**Task objective**
Return the records in full, exactly as given.

**Information given**
— Begin —

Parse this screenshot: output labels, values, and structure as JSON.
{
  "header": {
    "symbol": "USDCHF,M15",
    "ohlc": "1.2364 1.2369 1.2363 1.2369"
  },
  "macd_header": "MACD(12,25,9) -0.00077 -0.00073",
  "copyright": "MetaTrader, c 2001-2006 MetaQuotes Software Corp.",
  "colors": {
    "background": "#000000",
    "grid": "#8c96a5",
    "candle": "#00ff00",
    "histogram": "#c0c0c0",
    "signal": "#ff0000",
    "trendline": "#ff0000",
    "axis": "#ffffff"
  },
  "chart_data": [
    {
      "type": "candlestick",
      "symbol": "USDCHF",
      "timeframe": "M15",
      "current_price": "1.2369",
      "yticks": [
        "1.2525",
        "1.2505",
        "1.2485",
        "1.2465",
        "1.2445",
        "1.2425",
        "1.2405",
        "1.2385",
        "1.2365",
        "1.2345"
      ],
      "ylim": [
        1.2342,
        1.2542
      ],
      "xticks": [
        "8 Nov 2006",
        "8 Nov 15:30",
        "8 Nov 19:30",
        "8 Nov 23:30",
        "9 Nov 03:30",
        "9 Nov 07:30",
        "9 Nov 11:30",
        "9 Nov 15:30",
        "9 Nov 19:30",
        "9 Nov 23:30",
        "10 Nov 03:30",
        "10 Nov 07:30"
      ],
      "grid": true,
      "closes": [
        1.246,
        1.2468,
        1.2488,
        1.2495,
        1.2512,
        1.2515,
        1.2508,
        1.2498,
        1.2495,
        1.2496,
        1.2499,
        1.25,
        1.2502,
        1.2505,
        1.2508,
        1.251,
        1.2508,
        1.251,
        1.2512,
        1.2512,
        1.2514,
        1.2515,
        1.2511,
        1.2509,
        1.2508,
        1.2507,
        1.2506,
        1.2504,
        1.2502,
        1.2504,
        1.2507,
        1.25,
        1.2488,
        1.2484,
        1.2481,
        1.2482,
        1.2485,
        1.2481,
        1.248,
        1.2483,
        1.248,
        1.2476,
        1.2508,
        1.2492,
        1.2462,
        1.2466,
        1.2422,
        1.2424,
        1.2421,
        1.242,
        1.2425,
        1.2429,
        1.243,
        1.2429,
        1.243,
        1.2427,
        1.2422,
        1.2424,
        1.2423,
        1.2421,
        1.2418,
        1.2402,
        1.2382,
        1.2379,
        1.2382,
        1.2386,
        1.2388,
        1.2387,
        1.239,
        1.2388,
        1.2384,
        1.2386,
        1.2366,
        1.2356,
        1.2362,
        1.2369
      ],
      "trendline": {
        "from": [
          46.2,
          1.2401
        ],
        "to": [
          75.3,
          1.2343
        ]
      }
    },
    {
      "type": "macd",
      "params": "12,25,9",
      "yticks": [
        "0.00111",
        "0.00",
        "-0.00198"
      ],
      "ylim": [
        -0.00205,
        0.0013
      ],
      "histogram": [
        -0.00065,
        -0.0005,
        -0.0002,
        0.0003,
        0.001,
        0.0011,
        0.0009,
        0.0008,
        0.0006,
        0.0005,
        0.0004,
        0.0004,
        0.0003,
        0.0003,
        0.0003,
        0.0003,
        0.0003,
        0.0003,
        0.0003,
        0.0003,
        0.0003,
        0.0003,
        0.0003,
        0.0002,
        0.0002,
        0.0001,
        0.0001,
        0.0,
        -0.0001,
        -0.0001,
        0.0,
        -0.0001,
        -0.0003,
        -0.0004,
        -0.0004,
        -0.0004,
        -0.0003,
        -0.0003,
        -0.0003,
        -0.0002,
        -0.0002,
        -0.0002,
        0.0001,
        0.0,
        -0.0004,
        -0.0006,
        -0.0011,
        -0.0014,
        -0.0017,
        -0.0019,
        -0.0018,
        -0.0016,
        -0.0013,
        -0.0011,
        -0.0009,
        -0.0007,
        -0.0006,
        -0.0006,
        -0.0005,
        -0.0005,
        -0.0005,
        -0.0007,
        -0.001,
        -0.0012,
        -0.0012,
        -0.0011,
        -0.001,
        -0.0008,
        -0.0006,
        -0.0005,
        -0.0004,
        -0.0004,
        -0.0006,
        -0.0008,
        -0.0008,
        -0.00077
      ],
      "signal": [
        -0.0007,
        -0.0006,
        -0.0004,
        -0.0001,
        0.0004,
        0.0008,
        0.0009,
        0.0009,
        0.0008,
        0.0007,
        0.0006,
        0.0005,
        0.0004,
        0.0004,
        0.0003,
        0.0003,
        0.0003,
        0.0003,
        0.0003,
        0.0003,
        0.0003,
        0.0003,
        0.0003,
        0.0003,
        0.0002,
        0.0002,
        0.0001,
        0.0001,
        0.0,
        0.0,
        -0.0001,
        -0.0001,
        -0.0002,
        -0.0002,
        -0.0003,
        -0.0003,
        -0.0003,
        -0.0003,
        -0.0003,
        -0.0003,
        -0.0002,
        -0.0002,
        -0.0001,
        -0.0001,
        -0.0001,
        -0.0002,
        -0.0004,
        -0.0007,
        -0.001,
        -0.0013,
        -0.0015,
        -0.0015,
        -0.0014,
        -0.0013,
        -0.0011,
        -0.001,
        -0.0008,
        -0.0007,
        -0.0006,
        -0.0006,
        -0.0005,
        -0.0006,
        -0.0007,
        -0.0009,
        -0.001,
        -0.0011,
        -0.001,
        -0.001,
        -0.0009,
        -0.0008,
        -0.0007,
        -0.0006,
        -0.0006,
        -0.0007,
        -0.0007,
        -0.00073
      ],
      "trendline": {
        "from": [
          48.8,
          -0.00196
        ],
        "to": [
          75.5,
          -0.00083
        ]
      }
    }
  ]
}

— End —

**Full answer**
Parse this screenshot: output labels, values, and structure as JSON.
{
  "header": {
    "symbol": "USDCHF,M15",
    "ohlc": "1.2364 1.2369 1.2363 1.2369"
  },
  "macd_header": "MACD(12,25,9) -0.00077 -0.00073",
  "copyright": "MetaTrader, c 2001-2006 MetaQuotes Software Corp.",
  "colors": {
    "background": "#000000",
    "grid": "#8c96a5",
    "candle": "#00ff00",
    "histogram": "#c0c0c0",
    "signal": "#ff0000",
    "trendline": "#ff0000",
    "axis": "#ffffff"
  },
  "chart_data": [
    {
      "type": "candlestick",
      "symbol": "USDCHF",
      "timeframe": "M15",
      "current_price": "1.2369",
      "yticks": [
        "1.2525",
        "1.2505",
        "1.2485",
        "1.2465",
        "1.2445",
        "1.2425",
        "1.2405",
        "1.2385",
        "1.2365",
        "1.2345"
      ],
      "ylim": [
        1.2342,
        1.2542
      ],
      "xticks": [
        "8 Nov 2006",
        "8 Nov 15:30",
        "8 Nov 19:30",
        "8 Nov 23:30",
        "9 Nov 03:30",
        "9 Nov 07:30",
        "9 Nov 11:30",
        "9 Nov 15:30",
        "9 Nov 19:30",
        "9 Nov 23:30",
        "10 Nov 03:30",
        "10 Nov 07:30"
      ],
      "grid": true,
      "closes": [
        1.246,
        1.2468,
        1.2488,
        1.2495,
        1.2512,
        1.2515,
        1.2508,
        1.2498,
        1.2495,
        1.2496,
        1.2499,
        1.25,
        1.2502,
        1.2505,
        1.2508,
        1.251,
        1.2508,
        1.251,
        1.2512,
        1.2512,
        1.2514,
        1.2515,
        1.2511,
        1.2509,
        1.2508,
        1.2507,
        1.2506,
        1.2504,
        1.2502,
        1.2504,
        1.2507,
        1.25,
        1.2488,
        1.2484,
        1.2481,
        1.2482,
        1.2485,
        1.2481,
        1.248,
        1.2483,
        1.248,
        1.2476,
        1.2508,
        1.2492,
        1.2462,
        1.2466,
        1.2422,
        1.2424,
        1.2421,
        1.242,
        1.2425,
        1.2429,
        1.243,
        1.2429,
        1.243,
        1.2427,
        1.2422,
        1.2424,
        1.2423,
        1.2421,
        1.2418,
        1.2402,
        1.2382,
        1.2379,
        1.2382,
        1.2386,
        1.2388,
        1.2387,
        1.239,
        1.2388,
        1.2384,
        1.2386,
        1.2366,
        1.2356,
        1.2362,
        1.2369
      ],
      "trendline": {
        "from": [
          46.2,
          1.2401
        ],
        "to": [
          75.3,
          1.2343
        ]
      }
    },
    {
      "type": "macd",
      "params": "12,25,9",
      "yticks": [
        "0.00111",
        "0.00",
        "-0.00198"
      ],
      "ylim": [
        -0.00205,
        0.0013
      ],
      "histogram": [
        -0.00065,
        -0.0005,
        -0.0002,
        0.0003,
        0.001,
        0.0011,
        0.0009,
        0.0008,
        0.0006,
        0.0005,
        0.0004,
        0.0004,
        0.0003,
        0.0003,
        0.0003,
        0.0003,
        0.0003,
        0.0003,
        0.0003,
        0.0003,
        0.0003,
        0.0003,
        0.0003,
        0.0002,
        0.0002,
        0.0001,
        0.0001,
        0.0,
        -0.0001,
        -0.0001,
        0.0,
        -0.0001,
        -0.0003,
        -0.0004,
        -0.0004,
        -0.0004,
        -0.0003,
        -0.0003,
        -0.0003,
        -0.0002,
        -0.0002,
        -0.0002,
        0.0001,
        0.0,
        -0.0004,
        -0.0006,
        -0.0011,
        -0.0014,
        -0.0017,
        -0.0019,
        -0.0018,
        -0.0016,
        -0.0013,
        -0.0011,
        -0.0009,
        -0.0007,
        -0.0006,
        -0.0006,
        -0.0005,
        -0.0005,
        -0.0005,
        -0.0007,
        -0.001,
        -0.0012,
        -0.0012,
        -0.0011,
        -0.001,
        -0.0008,
        -0.0006,
        -0.0005,
        -0.0004,
        -0.0004,
        -0.0006,
        -0.0008,
        -0.0008,
        -0.00077
      ],
      "signal": [
        -0.0007,
        -0.0006,
        -0.0004,
        -0.0001,
        0.0004,
        0.0008,
        0.0009,
        0.0009,
        0.0008,
        0.0007,
        0.0006,
        0.0005,
        0.0004,
        0.0004,
        0.0003,
        0.0003,
        0.0003,
        0.0003,
        0.0003,
        0.0003,
        0.0003,
        0.0003,
        0.0003,
        0.0003,
        0.0002,
        0.0002,
        0.0001,
        0.0001,
        0.0,
        0.0,
        -0.0001,
        -0.0001,
        -0.0002,
        -0.0002,
        -0.0003,
        -0.0003,
        -0.0003,
        -0.0003,
        -0.0003,
        -0.0003,
        -0.0002,
        -0.0002,
        -0.0001,
        -0.0001,
        -0.0001,
        -0.0002,
        -0.0004,
        -0.0007,
        -0.001,
        -0.0013,
        -0.0015,
        -0.0015,
        -0.0014,
        -0.0013,
        -0.0011,
        -0.001,
        -0.0008,
        -0.0007,
        -0.0006,
        -0.0006,
        -0.0005,
        -0.0006,
        -0.0007,
        -0.0009,
        -0.001,
        -0.0011,
        -0.001,
        -0.001,
        -0.0009,
        -0.0008,
        -0.0007,
        -0.0006,
        -0.0006,
        -0.0007,
        -0.0007,
        -0.00073
      ],
      "trendline": {
        "from": [
          48.8,
          -0.00196
        ],
        "to": [
          75.5,
          -0.00083
        ]
      }
    }
  ]
}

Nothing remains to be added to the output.